* **GOAL OF THE EXERCISE**
Wherever a line holds the word "this", copy that line out.

-- THE DATA start --

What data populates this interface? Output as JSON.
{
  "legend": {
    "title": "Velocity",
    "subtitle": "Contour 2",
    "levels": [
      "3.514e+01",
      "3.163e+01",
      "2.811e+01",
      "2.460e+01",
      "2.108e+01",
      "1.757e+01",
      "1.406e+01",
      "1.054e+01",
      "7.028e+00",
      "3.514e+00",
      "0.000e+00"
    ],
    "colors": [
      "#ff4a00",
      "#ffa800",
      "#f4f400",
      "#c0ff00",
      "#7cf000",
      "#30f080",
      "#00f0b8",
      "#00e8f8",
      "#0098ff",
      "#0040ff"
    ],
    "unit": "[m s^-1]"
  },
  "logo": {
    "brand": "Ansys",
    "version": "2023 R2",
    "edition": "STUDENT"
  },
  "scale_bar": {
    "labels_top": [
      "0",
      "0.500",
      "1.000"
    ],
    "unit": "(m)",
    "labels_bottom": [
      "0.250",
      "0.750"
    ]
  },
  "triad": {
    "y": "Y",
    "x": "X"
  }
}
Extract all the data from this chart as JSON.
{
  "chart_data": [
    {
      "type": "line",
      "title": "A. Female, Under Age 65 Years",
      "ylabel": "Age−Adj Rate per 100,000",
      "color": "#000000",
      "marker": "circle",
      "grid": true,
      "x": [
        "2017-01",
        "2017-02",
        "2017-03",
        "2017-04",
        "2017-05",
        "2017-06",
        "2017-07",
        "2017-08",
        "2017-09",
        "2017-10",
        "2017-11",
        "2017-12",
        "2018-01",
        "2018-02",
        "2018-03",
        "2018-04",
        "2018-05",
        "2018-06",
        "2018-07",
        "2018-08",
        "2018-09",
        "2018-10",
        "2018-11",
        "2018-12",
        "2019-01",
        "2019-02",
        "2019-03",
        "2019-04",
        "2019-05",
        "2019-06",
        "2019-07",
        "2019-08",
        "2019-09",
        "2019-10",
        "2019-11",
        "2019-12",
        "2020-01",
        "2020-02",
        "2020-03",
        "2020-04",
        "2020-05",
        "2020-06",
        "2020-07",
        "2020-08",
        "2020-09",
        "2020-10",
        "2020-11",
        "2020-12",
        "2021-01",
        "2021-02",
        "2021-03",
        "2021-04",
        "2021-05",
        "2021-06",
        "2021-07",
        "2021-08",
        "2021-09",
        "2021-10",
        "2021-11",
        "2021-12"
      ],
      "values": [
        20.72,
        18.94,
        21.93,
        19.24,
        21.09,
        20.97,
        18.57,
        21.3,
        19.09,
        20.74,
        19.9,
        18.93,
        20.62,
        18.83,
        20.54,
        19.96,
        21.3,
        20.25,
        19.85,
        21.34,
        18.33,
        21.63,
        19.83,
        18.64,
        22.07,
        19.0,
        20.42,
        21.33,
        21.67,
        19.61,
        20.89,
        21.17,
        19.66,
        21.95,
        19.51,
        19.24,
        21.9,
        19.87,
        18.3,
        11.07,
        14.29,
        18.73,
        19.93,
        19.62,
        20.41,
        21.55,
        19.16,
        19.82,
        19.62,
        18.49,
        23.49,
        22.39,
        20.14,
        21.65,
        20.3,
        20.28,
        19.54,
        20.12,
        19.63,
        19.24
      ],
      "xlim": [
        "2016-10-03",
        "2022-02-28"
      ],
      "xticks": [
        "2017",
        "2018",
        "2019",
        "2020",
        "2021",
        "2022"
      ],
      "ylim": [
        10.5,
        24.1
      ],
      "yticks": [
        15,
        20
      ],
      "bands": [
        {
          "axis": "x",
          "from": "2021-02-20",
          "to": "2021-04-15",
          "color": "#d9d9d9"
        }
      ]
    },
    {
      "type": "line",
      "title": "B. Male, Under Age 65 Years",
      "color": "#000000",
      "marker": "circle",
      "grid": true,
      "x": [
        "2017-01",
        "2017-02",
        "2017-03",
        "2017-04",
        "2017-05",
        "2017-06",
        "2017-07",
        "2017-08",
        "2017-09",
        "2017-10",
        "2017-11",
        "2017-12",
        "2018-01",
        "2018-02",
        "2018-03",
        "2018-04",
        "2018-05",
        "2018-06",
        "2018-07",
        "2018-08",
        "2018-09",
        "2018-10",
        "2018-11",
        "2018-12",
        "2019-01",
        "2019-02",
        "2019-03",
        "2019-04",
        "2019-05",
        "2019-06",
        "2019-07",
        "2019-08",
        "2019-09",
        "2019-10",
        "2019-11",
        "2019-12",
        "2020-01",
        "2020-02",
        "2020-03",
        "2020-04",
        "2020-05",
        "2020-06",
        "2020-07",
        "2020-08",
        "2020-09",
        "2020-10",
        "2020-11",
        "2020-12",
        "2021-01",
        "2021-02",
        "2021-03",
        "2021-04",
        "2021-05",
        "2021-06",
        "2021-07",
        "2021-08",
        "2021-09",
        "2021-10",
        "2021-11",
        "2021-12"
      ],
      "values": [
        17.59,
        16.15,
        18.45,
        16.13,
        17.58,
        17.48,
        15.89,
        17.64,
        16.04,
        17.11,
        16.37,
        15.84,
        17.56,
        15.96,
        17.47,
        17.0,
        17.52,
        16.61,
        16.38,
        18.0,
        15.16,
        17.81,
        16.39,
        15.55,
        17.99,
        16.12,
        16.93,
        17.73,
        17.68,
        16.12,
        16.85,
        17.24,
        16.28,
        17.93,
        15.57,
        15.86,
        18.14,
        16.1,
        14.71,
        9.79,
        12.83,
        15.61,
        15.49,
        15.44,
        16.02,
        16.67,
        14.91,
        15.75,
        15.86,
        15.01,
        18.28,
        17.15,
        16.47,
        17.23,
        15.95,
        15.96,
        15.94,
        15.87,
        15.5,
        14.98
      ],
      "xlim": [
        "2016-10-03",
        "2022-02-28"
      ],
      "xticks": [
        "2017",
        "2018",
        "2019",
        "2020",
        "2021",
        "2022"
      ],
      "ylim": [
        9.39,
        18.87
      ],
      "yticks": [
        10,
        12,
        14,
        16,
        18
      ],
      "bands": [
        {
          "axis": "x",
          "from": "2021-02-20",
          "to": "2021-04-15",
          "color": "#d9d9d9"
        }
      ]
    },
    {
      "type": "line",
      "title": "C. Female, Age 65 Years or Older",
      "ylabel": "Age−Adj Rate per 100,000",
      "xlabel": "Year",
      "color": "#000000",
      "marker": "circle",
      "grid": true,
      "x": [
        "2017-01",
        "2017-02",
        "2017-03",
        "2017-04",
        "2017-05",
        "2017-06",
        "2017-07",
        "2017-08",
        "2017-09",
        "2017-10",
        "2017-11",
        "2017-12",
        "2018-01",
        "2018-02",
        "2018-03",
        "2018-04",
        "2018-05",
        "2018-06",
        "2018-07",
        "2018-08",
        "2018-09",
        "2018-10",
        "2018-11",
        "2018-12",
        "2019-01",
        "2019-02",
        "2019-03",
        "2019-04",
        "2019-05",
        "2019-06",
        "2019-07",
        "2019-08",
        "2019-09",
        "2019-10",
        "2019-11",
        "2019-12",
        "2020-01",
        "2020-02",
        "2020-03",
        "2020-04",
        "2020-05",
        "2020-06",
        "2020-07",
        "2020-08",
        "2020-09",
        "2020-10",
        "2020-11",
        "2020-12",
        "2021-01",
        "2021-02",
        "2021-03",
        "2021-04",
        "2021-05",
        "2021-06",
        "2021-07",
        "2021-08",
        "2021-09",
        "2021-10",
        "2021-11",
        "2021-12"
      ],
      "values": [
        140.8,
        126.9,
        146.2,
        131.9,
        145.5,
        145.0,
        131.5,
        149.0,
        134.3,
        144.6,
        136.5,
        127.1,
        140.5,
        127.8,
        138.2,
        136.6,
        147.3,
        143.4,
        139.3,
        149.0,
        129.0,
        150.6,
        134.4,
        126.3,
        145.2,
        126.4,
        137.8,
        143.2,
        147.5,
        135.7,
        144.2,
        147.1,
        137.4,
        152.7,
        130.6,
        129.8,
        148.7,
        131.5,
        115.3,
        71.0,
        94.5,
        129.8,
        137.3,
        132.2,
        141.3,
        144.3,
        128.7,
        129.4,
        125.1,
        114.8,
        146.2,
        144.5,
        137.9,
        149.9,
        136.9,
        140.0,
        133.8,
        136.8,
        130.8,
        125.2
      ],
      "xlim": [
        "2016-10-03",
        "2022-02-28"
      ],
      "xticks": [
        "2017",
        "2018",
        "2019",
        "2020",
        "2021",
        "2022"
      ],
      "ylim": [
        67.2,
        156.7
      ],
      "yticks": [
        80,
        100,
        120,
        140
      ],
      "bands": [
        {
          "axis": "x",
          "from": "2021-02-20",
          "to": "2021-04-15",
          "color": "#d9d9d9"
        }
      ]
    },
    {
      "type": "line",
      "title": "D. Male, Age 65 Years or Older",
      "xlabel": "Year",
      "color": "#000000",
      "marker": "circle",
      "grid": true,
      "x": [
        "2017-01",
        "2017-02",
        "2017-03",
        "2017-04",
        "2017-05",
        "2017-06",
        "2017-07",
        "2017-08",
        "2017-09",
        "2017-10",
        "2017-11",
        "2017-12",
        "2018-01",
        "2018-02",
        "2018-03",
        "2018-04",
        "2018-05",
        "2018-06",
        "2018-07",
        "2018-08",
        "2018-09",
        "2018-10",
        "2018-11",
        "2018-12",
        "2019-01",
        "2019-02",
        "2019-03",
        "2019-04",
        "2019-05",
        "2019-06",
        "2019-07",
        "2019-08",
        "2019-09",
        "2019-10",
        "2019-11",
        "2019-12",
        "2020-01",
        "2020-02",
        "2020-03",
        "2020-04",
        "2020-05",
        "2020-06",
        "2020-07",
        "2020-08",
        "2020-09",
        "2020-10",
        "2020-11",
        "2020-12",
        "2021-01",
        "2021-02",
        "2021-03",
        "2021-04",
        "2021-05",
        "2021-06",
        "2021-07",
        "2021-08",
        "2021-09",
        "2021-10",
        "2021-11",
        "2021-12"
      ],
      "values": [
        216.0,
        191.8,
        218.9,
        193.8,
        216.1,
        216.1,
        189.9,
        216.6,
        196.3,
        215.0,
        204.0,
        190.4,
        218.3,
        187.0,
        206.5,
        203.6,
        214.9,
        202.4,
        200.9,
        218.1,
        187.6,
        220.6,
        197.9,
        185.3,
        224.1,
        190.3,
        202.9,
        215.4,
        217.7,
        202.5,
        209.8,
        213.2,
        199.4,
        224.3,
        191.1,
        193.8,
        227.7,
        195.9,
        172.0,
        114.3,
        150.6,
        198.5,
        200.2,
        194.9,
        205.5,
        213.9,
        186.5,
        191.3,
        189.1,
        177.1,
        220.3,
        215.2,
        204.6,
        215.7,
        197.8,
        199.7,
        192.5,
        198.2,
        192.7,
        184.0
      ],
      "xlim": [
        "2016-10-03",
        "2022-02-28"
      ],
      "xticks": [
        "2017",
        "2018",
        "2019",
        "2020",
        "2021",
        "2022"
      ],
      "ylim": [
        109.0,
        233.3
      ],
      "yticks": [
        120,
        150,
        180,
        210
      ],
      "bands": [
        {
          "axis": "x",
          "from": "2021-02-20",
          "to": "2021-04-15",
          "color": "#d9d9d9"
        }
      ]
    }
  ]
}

-- THE DATA end --

* **REPLY**
What data populates this interface? Output as JSON.
Extract all the data from this chart as JSON.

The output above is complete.